_Instructions for the task_
Retype the records below exactly as they appear.
* * *
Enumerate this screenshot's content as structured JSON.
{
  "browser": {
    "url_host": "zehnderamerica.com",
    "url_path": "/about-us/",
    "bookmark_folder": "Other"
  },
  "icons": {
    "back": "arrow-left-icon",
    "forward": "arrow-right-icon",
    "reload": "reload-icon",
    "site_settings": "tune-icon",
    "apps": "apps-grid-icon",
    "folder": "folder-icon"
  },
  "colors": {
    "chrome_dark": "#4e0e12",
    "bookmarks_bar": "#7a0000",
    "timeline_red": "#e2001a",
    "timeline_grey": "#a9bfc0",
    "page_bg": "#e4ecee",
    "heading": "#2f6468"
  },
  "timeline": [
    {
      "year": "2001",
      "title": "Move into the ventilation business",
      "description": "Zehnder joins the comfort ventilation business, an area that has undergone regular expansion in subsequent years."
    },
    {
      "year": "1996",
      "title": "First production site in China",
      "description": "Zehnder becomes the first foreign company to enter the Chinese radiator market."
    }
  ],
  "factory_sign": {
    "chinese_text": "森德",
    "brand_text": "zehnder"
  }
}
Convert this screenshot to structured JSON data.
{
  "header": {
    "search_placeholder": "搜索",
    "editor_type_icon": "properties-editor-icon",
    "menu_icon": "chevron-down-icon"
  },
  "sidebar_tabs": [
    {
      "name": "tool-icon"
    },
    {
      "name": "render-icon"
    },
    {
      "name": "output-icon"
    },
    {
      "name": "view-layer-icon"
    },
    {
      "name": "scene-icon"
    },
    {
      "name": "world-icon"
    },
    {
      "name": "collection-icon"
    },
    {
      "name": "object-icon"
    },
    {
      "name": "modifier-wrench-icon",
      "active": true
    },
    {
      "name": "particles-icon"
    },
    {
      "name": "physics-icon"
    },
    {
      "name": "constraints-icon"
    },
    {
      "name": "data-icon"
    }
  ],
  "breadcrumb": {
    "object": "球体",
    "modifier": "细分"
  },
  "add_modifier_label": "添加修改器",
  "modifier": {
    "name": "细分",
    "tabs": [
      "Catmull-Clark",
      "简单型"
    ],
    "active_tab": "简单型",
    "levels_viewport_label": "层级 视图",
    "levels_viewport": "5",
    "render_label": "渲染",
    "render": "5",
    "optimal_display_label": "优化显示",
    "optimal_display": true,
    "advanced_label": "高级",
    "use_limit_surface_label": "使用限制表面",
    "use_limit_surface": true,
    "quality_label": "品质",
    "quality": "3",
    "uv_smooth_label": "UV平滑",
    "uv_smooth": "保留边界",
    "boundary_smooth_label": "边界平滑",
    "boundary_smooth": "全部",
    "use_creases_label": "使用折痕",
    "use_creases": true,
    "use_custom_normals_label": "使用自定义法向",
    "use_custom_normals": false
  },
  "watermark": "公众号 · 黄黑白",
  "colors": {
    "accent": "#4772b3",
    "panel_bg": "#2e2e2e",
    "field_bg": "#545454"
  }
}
* * *
_Reply_
Enumerate this screenshot's content as structured JSON.
{
  "browser": {
    "url_host": "zehnderamerica.com",
    "url_path": "/about-us/",
    "bookmark_folder": "Other"
  },
  "icons": {
    "back": "arrow-left-icon",
    "forward": "arrow-right-icon",
    "reload": "reload-icon",
    "site_settings": "tune-icon",
    "apps": "apps-grid-icon",
    "folder": "folder-icon"
  },
  "colors": {
    "chrome_dark": "#4e0e12",
    "bookmarks_bar": "#7a0000",
    "timeline_red": "#e2001a",
    "timeline_grey": "#a9bfc0",
    "page_bg": "#e4ecee",
    "heading": "#2f6468"
  },
  "timeline": [
    {
      "year": "2001",
      "title": "Move into the ventilation business",
      "description": "Zehnder joins the comfort ventilation business, an area that has undergone regular expansion in subsequent years."
    },
    {
      "year": "1996",
      "title": "First production site in China",
      "description": "Zehnder becomes the first foreign company to enter the Chinese radiator market."
    }
  ],
  "factory_sign": {
    "chinese_text": "森德",
    "brand_text": "zehnder"
  }
}
Convert this screenshot to structured JSON data.
{
  "header": {
    "search_placeholder": "搜索",
    "editor_type_icon": "properties-editor-icon",
    "menu_icon": "chevron-down-icon"
  },
  "sidebar_tabs": [
    {
      "name": "tool-icon"
    },
    {
      "name": "render-icon"
    },
    {
      "name": "output-icon"
    },
    {
      "name": "view-layer-icon"
    },
    {
      "name": "scene-icon"
    },
    {
      "name": "world-icon"
    },
    {
      "name": "collection-icon"
    },
    {
      "name": "object-icon"
    },
    {
      "name": "modifier-wrench-icon",
      "active": true
    },
    {
      "name": "particles-icon"
    },
    {
      "name": "physics-icon"
    },
    {
      "name": "constraints-icon"
    },
    {
      "name": "data-icon"
    }
  ],
  "breadcrumb": {
    "object": "球体",
    "modifier": "细分"
  },
  "add_modifier_label": "添加修改器",
  "modifier": {
    "name": "细分",
    "tabs": [
      "Catmull-Clark",
      "简单型"
    ],
    "active_tab": "简单型",
    "levels_viewport_label": "层级 视图",
    "levels_viewport": "5",
    "render_label": "渲染",
    "render": "5",
    "optimal_display_label": "优化显示",
    "optimal_display": true,
    "advanced_label": "高级",
    "use_limit_surface_label": "使用限制表面",
    "use_limit_surface": true,
    "quality_label": "品质",
    "quality": "3",
    "uv_smooth_label": "UV平滑",
    "uv_smooth": "保留边界",
    "boundary_smooth_label": "边界平滑",
    "boundary_smooth": "全部",
    "use_creases_label": "使用折痕",
    "use_creases": true,
    "use_custom_normals_label": "使用自定义法向",
    "use_custom_normals": false
  },
  "watermark": "公众号 · 黄黑白",
  "colors": {
    "accent": "#4772b3",
    "panel_bg": "#2e2e2e",
    "field_bg": "#545454"
  }
}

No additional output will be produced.